▶ _Written task_: Repeat each entry exactly and drop the pictures.

Extracted data entries:
____________________

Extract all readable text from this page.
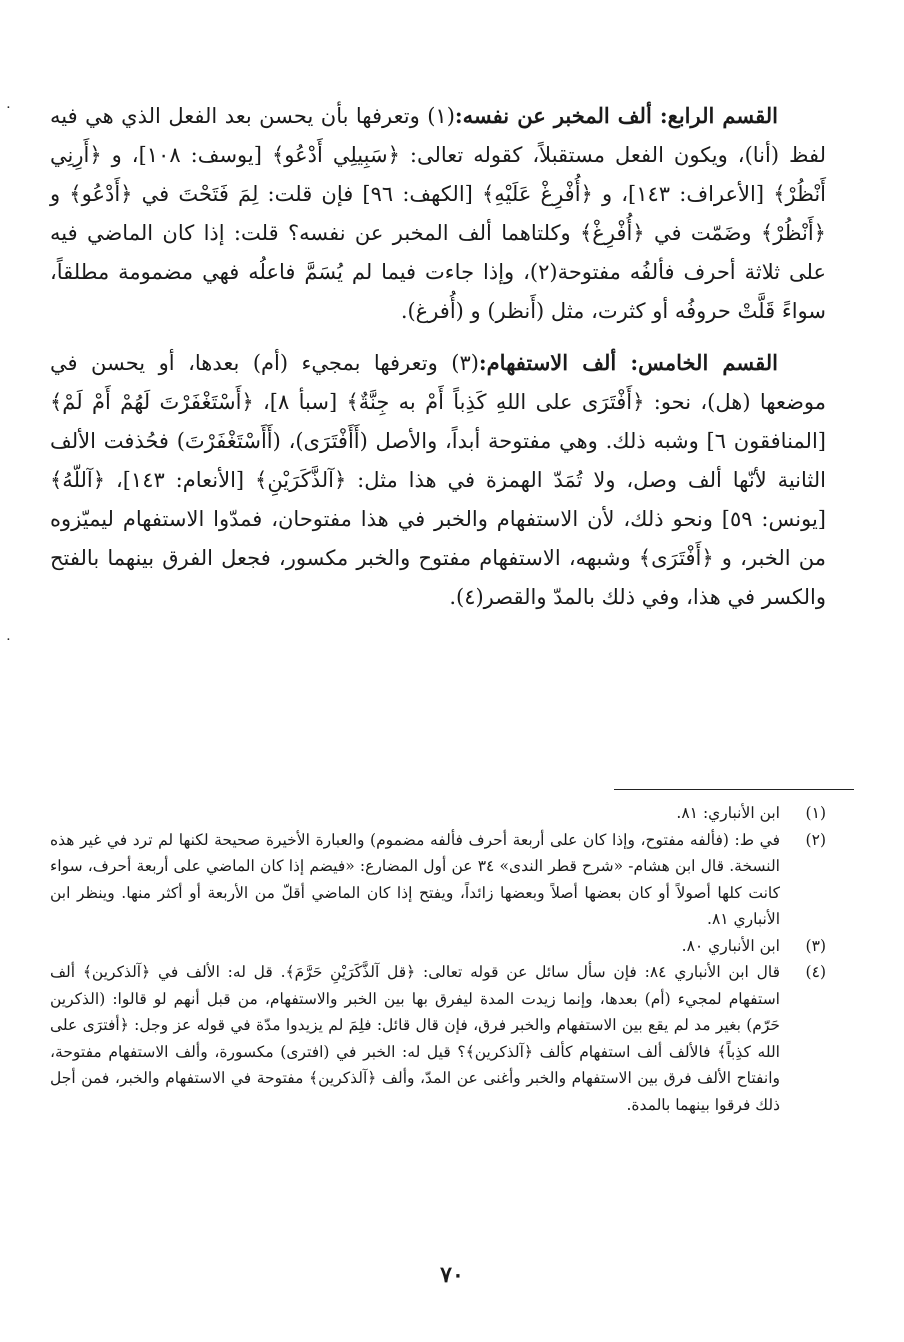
القسم الرابع: ألف المخبر عن نفسه:(١) وتعرفها بأن يحسن بعد الفعل الذي هي فيه لفظ (أنا)، ويكون الفعل مستقبلاً، كقوله تعالى: ﴿سَبِيلِي أَدْعُو﴾ [يوسف: ١٠٨]، و ﴿أَرِنِي أَنْظُرْ﴾ [الأعراف: ١٤٣]، و ﴿أُفْرِغْ عَلَيْهِ﴾ [الكهف: ٩٦] فإن قلت: لِمَ فَتَحْتَ في ﴿أَدْعُو﴾ و ﴿أَنْظُرْ﴾ وضَمّت في ﴿أُفْرِغْ﴾ وكلتاهما ألف المخبر عن نفسه؟ قلت: إذا كان الماضي فيه على ثلاثة أحرف فألفُه مفتوحة(٢)، وإذا جاءت فيما لم يُسَمَّ فاعلُه فهي مضمومة مطلقاً، سواءً قَلَّتْ حروفُه أو كثرت، مثل (أَنظر) و (أُفرغ).

القسم الخامس: ألف الاستفهام:(٣) وتعرفها بمجيء (أم) بعدها، أو يحسن في موضعها (هل)، نحو: ﴿أَفْتَرَى على اللهِ كَذِباً أَمْ به جِنَّةٌ﴾ [سبأ ٨]، ﴿أَسْتَغْفَرْتَ لَهُمْ أَمْ لَمْ﴾ [المنافقون ٦] وشبه ذلك. وهي مفتوحة أبداً، والأصل (أَأَفْتَرَى)، (أَأَسْتَغْفَرْتَ) فحُذفت الألف الثانية لأنّها ألف وصل، ولا تُمَدّ الهمزة في هذا مثل: ﴿آلذَّكَرَيْنِ﴾ [الأنعام: ١٤٣]، ﴿آللّهُ﴾ [يونس: ٥٩] ونحو ذلك، لأن الاستفهام والخبر في هذا مفتوحان، فمدّوا الاستفهام ليميّزوه من الخبر، و ﴿أَفْتَرَى﴾ وشبهه، الاستفهام مفتوح والخبر مكسور، فجعل الفرق بينهما بالفتح والكسر في هذا، وفي ذلك بالمدّ والقصر(٤).

(١)
ابن الأنباري: ٨١.
(٢)
في ط: (فألفه مفتوح، وإذا كان على أربعة أحرف فألفه مضموم) والعبارة الأخيرة صحيحة لكنها لم ترد في غير هذه النسخة. قال ابن هشام- «شرح قطر الندى» ٣٤ عن أول المضارع: «فيضم إذا كان الماضي على أربعة أحرف، سواء كانت كلها أصولاً أو كان بعضها أصلاً وبعضها زائداً، ويفتح إذا كان الماضي أقلّ من الأربعة أو أكثر منها. وينظر ابن الأنباري ٨١.
(٣)
ابن الأنباري ٨٠.
(٤)
قال ابن الأنباري ٨٤: فإن سأل سائل عن قوله تعالى: ﴿قل آلذَّكَرَيْنِ حَرَّمَ﴾. قل له: الألف في ﴿آلذكرين﴾ ألف استفهام لمجيء (أم) بعدها، وإنما زيدت المدة ليفرق بها بين الخبر والاستفهام، من قبل أنهم لو قالوا: (الذكرين حَرّم) بغير مد لم يقع بين الاستفهام والخبر فرق، فإن قال قائل: فلِمَ لم يزيدوا مدّة في قوله عز وجل: ﴿أفترَى على الله كذِباً﴾ فالألف ألف استفهام كألف ﴿آلذكرين﴾؟ قيل له: الخبر في (افترى) مكسورة، وألف الاستفهام مفتوحة، وانفتاح الألف فرق بين الاستفهام والخبر وأغنى عن المدّ، وألف ﴿آلذكرين﴾ مفتوحة في الاستفهام والخبر، فمن أجل ذلك فرقوا بينهما بالمدة.
٧٠
⋅
⋅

____________________

▶ _Result below_:
Extract all readable text from this page.
القسم الرابع: ألف المخبر عن نفسه:(١) وتعرفها بأن يحسن بعد الفعل الذي هي فيه لفظ (أنا)، ويكون الفعل مستقبلاً، كقوله تعالى: ﴿سَبِيلِي أَدْعُو﴾ [يوسف: ١٠٨]، و ﴿أَرِنِي أَنْظُرْ﴾ [الأعراف: ١٤٣]، و ﴿أُفْرِغْ عَلَيْهِ﴾ [الكهف: ٩٦] فإن قلت: لِمَ فَتَحْتَ في ﴿أَدْعُو﴾ و ﴿أَنْظُرْ﴾ وضَمّت في ﴿أُفْرِغْ﴾ وكلتاهما ألف المخبر عن نفسه؟ قلت: إذا كان الماضي فيه على ثلاثة أحرف فألفُه مفتوحة(٢)، وإذا جاءت فيما لم يُسَمَّ فاعلُه فهي مضمومة مطلقاً، سواءً قَلَّتْ حروفُه أو كثرت، مثل (أَنظر) و (أُفرغ).

القسم الخامس: ألف الاستفهام:(٣) وتعرفها بمجيء (أم) بعدها، أو يحسن في موضعها (هل)، نحو: ﴿أَفْتَرَى على اللهِ كَذِباً أَمْ به جِنَّةٌ﴾ [سبأ ٨]، ﴿أَسْتَغْفَرْتَ لَهُمْ أَمْ لَمْ﴾ [المنافقون ٦] وشبه ذلك. وهي مفتوحة أبداً، والأصل (أَأَفْتَرَى)، (أَأَسْتَغْفَرْتَ) فحُذفت الألف الثانية لأنّها ألف وصل، ولا تُمَدّ الهمزة في هذا مثل: ﴿آلذَّكَرَيْنِ﴾ [الأنعام: ١٤٣]، ﴿آللّهُ﴾ [يونس: ٥٩] ونحو ذلك، لأن الاستفهام والخبر في هذا مفتوحان، فمدّوا الاستفهام ليميّزوه من الخبر، و ﴿أَفْتَرَى﴾ وشبهه، الاستفهام مفتوح والخبر مكسور، فجعل الفرق بينهما بالفتح والكسر في هذا، وفي ذلك بالمدّ والقصر(٤).

(١)
ابن الأنباري: ٨١.
(٢)
في ط: (فألفه مفتوح، وإذا كان على أربعة أحرف فألفه مضموم) والعبارة الأخيرة صحيحة لكنها لم ترد في غير هذه النسخة. قال ابن هشام- «شرح قطر الندى» ٣٤ عن أول المضارع: «فيضم إذا كان الماضي على أربعة أحرف، سواء كانت كلها أصولاً أو كان بعضها أصلاً وبعضها زائداً، ويفتح إذا كان الماضي أقلّ من الأربعة أو أكثر منها. وينظر ابن الأنباري ٨١.
(٣)
ابن الأنباري ٨٠.
(٤)
قال ابن الأنباري ٨٤: فإن سأل سائل عن قوله تعالى: ﴿قل آلذَّكَرَيْنِ حَرَّمَ﴾. قل له: الألف في ﴿آلذكرين﴾ ألف استفهام لمجيء (أم) بعدها، وإنما زيدت المدة ليفرق بها بين الخبر والاستفهام، من قبل أنهم لو قالوا: (الذكرين حَرّم) بغير مد لم يقع بين الاستفهام والخبر فرق، فإن قال قائل: فلِمَ لم يزيدوا مدّة في قوله عز وجل: ﴿أفترَى على الله كذِباً﴾ فالألف ألف استفهام كألف ﴿آلذكرين﴾؟ قيل له: الخبر في (افترى) مكسورة، وألف الاستفهام مفتوحة، وانفتاح الألف فرق بين الاستفهام والخبر وأغنى عن المدّ، وألف ﴿آلذكرين﴾ مفتوحة في الاستفهام والخبر، فمن أجل ذلك فرقوا بينهما بالمدة.
٧٠
⋅
⋅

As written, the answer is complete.